** start of DATA ENTRIES **
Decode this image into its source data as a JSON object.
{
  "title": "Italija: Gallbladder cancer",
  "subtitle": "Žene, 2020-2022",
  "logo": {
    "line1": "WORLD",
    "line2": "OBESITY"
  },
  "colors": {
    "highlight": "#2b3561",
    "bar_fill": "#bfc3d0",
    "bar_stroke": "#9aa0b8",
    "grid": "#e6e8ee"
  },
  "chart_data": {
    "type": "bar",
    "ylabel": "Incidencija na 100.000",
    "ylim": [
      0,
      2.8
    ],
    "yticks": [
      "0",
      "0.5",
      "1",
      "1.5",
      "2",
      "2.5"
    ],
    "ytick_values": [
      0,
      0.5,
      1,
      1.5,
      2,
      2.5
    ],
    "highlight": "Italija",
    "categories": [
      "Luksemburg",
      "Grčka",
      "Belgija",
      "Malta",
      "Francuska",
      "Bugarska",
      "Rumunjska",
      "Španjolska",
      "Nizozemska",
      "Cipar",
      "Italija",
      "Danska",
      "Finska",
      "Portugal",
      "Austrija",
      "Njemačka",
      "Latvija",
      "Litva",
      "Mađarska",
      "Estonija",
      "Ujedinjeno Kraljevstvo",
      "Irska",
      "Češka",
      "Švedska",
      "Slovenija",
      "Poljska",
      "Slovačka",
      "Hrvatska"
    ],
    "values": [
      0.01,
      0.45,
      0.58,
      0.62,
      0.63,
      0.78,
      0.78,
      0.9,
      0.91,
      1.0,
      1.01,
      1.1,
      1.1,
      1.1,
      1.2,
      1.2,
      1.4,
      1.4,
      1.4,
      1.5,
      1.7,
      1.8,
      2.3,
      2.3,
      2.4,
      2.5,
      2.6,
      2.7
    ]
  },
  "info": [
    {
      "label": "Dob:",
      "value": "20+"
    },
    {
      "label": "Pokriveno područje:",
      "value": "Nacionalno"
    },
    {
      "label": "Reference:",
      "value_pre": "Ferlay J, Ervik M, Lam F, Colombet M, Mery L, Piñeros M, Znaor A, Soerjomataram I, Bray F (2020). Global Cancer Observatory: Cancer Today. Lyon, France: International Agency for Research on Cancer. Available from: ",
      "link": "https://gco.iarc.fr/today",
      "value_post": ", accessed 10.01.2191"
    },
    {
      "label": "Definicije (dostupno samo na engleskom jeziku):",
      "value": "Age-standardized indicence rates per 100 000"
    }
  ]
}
** end of DATA ENTRIES **
**EXERCISE PROMPT:** Retype the records that precede this task, keeping them exactly the same.

**CORRECT ANSWER:**
Decode this image into its source data as a JSON object.
{
  "title": "Italija: Gallbladder cancer",
  "subtitle": "Žene, 2020-2022",
  "logo": {
    "line1": "WORLD",
    "line2": "OBESITY"
  },
  "colors": {
    "highlight": "#2b3561",
    "bar_fill": "#bfc3d0",
    "bar_stroke": "#9aa0b8",
    "grid": "#e6e8ee"
  },
  "chart_data": {
    "type": "bar",
    "ylabel": "Incidencija na 100.000",
    "ylim": [
      0,
      2.8
    ],
    "yticks": [
      "0",
      "0.5",
      "1",
      "1.5",
      "2",
      "2.5"
    ],
    "ytick_values": [
      0,
      0.5,
      1,
      1.5,
      2,
      2.5
    ],
    "highlight": "Italija",
    "categories": [
      "Luksemburg",
      "Grčka",
      "Belgija",
      "Malta",
      "Francuska",
      "Bugarska",
      "Rumunjska",
      "Španjolska",
      "Nizozemska",
      "Cipar",
      "Italija",
      "Danska",
      "Finska",
      "Portugal",
      "Austrija",
      "Njemačka",
      "Latvija",
      "Litva",
      "Mađarska",
      "Estonija",
      "Ujedinjeno Kraljevstvo",
      "Irska",
      "Češka",
      "Švedska",
      "Slovenija",
      "Poljska",
      "Slovačka",
      "Hrvatska"
    ],
    "values": [
      0.01,
      0.45,
      0.58,
      0.62,
      0.63,
      0.78,
      0.78,
      0.9,
      0.91,
      1.0,
      1.01,
      1.1,
      1.1,
      1.1,
      1.2,
      1.2,
      1.4,
      1.4,
      1.4,
      1.5,
      1.7,
      1.8,
      2.3,
      2.3,
      2.4,
      2.5,
      2.6,
      2.7
    ]
  },
  "info": [
    {
      "label": "Dob:",
      "value": "20+"
    },
    {
      "label": "Pokriveno područje:",
      "value": "Nacionalno"
    },
    {
      "label": "Reference:",
      "value_pre": "Ferlay J, Ervik M, Lam F, Colombet M, Mery L, Piñeros M, Znaor A, Soerjomataram I, Bray F (2020). Global Cancer Observatory: Cancer Today. Lyon, France: International Agency for Research on Cancer. Available from: ",
      "link": "https://gco.iarc.fr/today",
      "value_post": ", accessed 10.01.2191"
    },
    {
      "label": "Definicije (dostupno samo na engleskom jeziku):",
      "value": "Age-standardized indicence rates per 100 000"
    }
  ]
}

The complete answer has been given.